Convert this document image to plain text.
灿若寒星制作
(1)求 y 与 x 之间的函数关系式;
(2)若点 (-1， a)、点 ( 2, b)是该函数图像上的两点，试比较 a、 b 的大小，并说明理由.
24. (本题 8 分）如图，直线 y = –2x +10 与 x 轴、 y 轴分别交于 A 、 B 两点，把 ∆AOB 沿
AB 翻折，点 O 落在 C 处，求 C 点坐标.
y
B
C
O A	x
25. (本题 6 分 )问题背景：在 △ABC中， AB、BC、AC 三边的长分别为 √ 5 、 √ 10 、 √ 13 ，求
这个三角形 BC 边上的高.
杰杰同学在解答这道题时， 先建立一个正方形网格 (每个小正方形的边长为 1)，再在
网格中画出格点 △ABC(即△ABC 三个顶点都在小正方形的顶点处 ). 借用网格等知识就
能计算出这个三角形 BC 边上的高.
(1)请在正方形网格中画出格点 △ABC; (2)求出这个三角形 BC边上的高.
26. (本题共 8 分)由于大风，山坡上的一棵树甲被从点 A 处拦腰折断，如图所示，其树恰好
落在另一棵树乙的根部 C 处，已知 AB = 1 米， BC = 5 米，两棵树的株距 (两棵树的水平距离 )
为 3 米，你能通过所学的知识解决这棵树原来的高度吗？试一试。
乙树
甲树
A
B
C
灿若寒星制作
▬▬▬▬▬▬
• INSTRUCTIONS TO FOLLOW
Print the material once more, exactly.

• EXERCISE SOLUTION
Convert this document image to plain text.
灿若寒星制作
(1)求 y 与 x 之间的函数关系式;
(2)若点 (-1， a)、点 ( 2, b)是该函数图像上的两点，试比较 a、 b 的大小，并说明理由.
24. (本题 8 分）如图，直线 y = –2x +10 与 x 轴、 y 轴分别交于 A 、 B 两点，把 ∆AOB 沿
AB 翻折，点 O 落在 C 处，求 C 点坐标.
y
B
C
O A	x
25. (本题 6 分 )问题背景：在 △ABC中， AB、BC、AC 三边的长分别为 √ 5 、 √ 10 、 √ 13 ，求
这个三角形 BC 边上的高.
杰杰同学在解答这道题时， 先建立一个正方形网格 (每个小正方形的边长为 1)，再在
网格中画出格点 △ABC(即△ABC 三个顶点都在小正方形的顶点处 ). 借用网格等知识就
能计算出这个三角形 BC 边上的高.
(1)请在正方形网格中画出格点 △ABC; (2)求出这个三角形 BC边上的高.
26. (本题共 8 分)由于大风，山坡上的一棵树甲被从点 A 处拦腰折断，如图所示，其树恰好
落在另一棵树乙的根部 C 处，已知 AB = 1 米， BC = 5 米，两棵树的株距 (两棵树的水平距离 )
为 3 米，你能通过所学的知识解决这棵树原来的高度吗？试一试。
乙树
甲树
A
B
C
灿若寒星制作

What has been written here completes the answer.